_TASK OBJECTIVE_
What lines of the data include the string "dance"? Copy them all.

_DATA PROVIDED_
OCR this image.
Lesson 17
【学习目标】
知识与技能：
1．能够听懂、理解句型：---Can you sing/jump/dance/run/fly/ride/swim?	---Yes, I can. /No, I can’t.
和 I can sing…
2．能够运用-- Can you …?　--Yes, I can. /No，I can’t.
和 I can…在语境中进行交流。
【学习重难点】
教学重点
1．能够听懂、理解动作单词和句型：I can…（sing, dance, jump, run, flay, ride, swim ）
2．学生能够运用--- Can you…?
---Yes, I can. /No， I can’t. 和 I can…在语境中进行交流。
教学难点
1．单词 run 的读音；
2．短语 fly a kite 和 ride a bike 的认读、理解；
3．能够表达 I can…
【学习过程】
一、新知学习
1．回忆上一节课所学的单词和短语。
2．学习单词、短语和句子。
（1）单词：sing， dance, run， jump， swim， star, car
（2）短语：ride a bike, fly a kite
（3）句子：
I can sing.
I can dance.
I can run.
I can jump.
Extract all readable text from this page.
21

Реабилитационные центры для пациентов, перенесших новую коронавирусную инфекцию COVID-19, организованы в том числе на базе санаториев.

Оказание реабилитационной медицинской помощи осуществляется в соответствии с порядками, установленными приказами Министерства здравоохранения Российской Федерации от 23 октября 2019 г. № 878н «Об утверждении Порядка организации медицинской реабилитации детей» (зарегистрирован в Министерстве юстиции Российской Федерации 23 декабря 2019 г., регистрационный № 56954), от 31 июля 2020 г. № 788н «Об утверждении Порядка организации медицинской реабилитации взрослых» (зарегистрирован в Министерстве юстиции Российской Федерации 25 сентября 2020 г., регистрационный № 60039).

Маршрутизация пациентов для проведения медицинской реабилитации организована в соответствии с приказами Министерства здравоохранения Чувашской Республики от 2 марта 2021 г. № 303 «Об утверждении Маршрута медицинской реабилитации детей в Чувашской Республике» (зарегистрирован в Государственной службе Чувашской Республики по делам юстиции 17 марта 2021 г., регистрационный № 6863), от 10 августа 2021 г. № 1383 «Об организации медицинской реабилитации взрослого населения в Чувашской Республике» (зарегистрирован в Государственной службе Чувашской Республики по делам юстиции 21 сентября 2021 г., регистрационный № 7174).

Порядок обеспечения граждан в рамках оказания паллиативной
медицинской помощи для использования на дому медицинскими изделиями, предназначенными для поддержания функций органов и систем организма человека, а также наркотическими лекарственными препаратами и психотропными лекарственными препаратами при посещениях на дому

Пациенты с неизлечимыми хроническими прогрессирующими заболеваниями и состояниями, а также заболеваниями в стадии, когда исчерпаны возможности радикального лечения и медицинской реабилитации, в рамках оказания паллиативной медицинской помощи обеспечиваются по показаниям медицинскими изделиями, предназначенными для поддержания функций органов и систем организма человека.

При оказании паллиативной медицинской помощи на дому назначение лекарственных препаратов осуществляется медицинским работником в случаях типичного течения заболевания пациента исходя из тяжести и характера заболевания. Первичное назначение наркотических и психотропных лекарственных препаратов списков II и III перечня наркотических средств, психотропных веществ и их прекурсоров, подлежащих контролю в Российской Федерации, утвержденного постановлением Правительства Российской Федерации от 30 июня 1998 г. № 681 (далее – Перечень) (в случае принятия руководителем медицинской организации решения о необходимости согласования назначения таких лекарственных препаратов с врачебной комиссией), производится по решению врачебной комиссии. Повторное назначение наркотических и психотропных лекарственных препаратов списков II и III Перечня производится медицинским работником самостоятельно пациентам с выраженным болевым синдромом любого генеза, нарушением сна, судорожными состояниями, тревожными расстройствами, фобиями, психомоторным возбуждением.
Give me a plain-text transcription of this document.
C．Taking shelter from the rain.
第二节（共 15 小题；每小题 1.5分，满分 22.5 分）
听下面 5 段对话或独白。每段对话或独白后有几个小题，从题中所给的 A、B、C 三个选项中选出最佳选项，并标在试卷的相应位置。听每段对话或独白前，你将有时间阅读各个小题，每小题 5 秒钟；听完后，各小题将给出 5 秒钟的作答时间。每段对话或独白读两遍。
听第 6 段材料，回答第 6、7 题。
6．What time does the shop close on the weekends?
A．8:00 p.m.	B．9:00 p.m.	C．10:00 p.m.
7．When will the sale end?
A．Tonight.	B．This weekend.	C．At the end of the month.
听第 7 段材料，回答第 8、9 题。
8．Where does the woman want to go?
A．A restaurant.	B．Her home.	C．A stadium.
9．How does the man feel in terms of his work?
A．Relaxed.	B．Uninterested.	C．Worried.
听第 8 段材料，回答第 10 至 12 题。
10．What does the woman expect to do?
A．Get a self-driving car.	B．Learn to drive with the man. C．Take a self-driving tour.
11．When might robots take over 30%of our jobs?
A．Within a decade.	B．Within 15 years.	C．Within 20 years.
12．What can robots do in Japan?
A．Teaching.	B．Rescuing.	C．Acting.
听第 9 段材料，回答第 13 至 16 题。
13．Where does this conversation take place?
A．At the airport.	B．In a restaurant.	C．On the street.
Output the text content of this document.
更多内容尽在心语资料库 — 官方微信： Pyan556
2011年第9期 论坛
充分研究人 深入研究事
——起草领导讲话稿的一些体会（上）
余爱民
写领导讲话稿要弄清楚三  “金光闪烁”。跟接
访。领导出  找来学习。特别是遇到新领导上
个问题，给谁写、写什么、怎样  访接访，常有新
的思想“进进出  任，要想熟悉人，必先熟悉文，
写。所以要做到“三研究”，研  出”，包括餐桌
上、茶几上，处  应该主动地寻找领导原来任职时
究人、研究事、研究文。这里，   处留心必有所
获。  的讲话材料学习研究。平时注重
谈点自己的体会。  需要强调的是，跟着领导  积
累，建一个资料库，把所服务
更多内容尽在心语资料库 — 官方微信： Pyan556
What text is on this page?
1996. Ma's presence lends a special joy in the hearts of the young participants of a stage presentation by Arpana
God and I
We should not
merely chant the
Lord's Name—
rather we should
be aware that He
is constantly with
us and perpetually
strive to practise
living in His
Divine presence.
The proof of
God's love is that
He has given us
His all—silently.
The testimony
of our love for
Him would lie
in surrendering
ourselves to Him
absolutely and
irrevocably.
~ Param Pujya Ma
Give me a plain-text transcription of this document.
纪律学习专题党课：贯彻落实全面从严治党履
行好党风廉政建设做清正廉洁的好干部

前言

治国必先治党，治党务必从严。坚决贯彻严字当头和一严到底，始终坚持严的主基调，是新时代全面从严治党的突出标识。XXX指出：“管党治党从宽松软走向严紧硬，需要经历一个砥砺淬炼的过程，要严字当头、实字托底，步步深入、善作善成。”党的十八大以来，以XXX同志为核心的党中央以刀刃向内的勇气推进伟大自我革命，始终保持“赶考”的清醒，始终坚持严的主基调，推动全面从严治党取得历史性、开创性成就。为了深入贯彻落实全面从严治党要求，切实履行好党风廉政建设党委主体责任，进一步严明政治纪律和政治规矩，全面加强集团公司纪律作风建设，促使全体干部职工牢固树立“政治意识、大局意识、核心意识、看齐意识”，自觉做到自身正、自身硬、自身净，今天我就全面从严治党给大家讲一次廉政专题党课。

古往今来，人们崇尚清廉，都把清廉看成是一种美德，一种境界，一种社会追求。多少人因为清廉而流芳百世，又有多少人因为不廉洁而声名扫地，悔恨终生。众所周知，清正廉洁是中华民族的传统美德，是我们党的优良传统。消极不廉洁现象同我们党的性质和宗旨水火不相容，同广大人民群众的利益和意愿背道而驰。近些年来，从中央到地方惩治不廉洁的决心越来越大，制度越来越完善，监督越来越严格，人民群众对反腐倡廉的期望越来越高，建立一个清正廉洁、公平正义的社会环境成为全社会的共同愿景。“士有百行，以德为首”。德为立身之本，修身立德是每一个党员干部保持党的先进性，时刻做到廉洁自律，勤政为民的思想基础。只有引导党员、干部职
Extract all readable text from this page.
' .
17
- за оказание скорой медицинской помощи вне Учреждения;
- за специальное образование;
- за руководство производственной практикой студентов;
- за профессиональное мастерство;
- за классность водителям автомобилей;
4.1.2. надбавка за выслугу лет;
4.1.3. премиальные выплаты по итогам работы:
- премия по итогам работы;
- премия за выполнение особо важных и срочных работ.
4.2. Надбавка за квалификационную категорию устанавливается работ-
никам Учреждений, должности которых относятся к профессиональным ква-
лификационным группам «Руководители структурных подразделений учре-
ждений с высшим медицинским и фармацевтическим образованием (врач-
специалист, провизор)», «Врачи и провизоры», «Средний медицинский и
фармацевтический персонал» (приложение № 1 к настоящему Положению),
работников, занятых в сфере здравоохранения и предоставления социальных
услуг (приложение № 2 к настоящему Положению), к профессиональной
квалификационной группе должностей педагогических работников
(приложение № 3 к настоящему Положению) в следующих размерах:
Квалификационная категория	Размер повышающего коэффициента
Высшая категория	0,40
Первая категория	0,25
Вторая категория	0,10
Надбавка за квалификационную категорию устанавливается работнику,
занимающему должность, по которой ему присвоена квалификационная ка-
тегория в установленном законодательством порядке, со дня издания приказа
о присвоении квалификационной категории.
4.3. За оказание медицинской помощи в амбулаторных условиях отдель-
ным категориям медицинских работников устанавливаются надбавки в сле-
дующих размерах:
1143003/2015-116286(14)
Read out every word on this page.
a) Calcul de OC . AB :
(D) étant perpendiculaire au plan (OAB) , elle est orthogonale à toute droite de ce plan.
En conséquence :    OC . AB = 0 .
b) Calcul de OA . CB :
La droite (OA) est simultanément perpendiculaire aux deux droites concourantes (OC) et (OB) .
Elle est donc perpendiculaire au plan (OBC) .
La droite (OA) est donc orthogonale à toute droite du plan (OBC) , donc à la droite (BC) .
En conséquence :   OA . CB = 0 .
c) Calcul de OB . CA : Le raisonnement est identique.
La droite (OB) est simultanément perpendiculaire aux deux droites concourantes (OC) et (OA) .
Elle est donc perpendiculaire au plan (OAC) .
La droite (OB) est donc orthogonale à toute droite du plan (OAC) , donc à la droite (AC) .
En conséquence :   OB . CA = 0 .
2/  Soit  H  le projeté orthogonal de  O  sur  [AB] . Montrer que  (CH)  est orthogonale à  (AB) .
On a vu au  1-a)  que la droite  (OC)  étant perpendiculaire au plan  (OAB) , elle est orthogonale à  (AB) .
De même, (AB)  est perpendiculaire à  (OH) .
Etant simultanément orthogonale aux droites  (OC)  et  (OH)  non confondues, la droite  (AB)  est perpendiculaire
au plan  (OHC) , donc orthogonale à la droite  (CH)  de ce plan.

_ANSWER TO THE PROBLEM_
1．能够听懂、理解句型：---Can you sing/jump/dance/run/fly/ride/swim?	---Yes, I can. /No, I can’t.
1．能够听懂、理解动作单词和句型：I can…（sing, dance, jump, run, flay, ride, swim ）
（1）单词：sing， dance, run， jump， swim， star, car
I can dance.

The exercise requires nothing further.